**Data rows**

****

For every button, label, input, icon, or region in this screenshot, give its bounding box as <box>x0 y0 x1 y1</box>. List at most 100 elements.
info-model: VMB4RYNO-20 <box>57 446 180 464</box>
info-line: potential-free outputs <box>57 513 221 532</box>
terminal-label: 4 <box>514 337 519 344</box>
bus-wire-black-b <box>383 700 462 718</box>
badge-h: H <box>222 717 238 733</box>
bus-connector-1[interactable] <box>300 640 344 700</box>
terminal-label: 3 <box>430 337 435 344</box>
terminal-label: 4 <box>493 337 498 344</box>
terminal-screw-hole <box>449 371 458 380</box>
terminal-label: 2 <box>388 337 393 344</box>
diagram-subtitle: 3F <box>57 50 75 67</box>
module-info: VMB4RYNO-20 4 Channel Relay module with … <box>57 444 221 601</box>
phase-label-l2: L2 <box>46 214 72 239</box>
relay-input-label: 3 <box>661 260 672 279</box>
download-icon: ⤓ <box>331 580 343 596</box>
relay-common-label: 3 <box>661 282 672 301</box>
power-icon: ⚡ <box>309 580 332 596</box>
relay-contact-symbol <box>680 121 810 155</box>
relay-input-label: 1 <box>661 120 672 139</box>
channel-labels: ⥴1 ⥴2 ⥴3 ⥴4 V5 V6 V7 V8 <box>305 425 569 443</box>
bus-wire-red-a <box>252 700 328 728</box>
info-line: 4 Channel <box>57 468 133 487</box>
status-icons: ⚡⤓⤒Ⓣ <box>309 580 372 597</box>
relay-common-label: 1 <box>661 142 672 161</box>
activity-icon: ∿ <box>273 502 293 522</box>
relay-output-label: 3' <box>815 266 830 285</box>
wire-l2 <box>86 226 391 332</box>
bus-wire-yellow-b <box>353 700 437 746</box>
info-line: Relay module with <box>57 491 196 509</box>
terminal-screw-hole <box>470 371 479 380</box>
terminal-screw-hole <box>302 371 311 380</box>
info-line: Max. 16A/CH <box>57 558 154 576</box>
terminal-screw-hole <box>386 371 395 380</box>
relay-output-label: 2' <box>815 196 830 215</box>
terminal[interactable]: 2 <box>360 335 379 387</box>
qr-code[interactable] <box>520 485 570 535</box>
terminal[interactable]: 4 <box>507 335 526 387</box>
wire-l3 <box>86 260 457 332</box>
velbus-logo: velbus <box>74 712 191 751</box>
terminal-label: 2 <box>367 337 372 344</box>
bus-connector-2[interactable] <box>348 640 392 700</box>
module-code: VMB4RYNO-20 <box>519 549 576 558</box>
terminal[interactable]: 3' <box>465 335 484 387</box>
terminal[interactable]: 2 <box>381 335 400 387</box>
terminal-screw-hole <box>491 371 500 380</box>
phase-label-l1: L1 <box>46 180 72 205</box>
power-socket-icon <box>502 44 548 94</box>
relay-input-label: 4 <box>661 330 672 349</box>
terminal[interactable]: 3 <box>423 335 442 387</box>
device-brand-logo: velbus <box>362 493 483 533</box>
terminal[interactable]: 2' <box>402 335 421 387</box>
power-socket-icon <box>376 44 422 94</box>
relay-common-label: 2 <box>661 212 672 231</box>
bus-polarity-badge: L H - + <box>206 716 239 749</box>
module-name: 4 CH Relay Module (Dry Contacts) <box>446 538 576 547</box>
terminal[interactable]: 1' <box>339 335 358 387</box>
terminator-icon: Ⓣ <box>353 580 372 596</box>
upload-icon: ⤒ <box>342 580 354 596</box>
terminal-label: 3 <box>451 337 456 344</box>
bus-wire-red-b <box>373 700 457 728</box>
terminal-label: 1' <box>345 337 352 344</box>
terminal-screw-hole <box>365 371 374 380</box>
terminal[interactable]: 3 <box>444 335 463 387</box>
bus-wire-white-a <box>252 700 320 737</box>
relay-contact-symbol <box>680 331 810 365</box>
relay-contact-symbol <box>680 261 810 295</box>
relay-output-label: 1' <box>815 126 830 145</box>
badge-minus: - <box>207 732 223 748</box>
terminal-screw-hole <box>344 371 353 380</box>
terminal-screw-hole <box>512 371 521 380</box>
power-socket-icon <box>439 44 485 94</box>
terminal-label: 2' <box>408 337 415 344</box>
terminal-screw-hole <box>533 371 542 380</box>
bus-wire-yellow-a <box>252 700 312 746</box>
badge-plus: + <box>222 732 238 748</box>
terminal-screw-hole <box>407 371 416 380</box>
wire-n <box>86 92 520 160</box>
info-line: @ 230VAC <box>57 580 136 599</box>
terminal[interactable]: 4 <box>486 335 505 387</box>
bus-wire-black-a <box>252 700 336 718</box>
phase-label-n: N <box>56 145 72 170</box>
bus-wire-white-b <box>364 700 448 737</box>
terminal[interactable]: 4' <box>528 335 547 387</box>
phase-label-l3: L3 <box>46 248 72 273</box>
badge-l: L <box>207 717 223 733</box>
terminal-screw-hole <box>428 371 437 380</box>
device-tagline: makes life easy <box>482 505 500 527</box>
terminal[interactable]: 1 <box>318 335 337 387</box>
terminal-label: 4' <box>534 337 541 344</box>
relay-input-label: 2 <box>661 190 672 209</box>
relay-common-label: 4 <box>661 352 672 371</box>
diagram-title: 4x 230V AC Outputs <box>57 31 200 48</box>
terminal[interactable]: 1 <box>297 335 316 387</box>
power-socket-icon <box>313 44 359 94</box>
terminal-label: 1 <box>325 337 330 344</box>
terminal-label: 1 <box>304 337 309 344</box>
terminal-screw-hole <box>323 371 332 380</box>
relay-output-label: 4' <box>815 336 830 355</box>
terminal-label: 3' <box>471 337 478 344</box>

****

**Your task**
Can you return, unchanged, everything from the first row down to the row containing "terminal-label: 4 <box>514 337 519 344</box>", with both of those rows included?

**Answer to the task**
For every button, label, input, icon, or region in this screenshot, give its bounding box as <box>x0 y0 x1 y1</box>. List at most 100 elements.
info-model: VMB4RYNO-20 <box>57 446 180 464</box>
info-line: potential-free outputs <box>57 513 221 532</box>
terminal-label: 4 <box>514 337 519 344</box>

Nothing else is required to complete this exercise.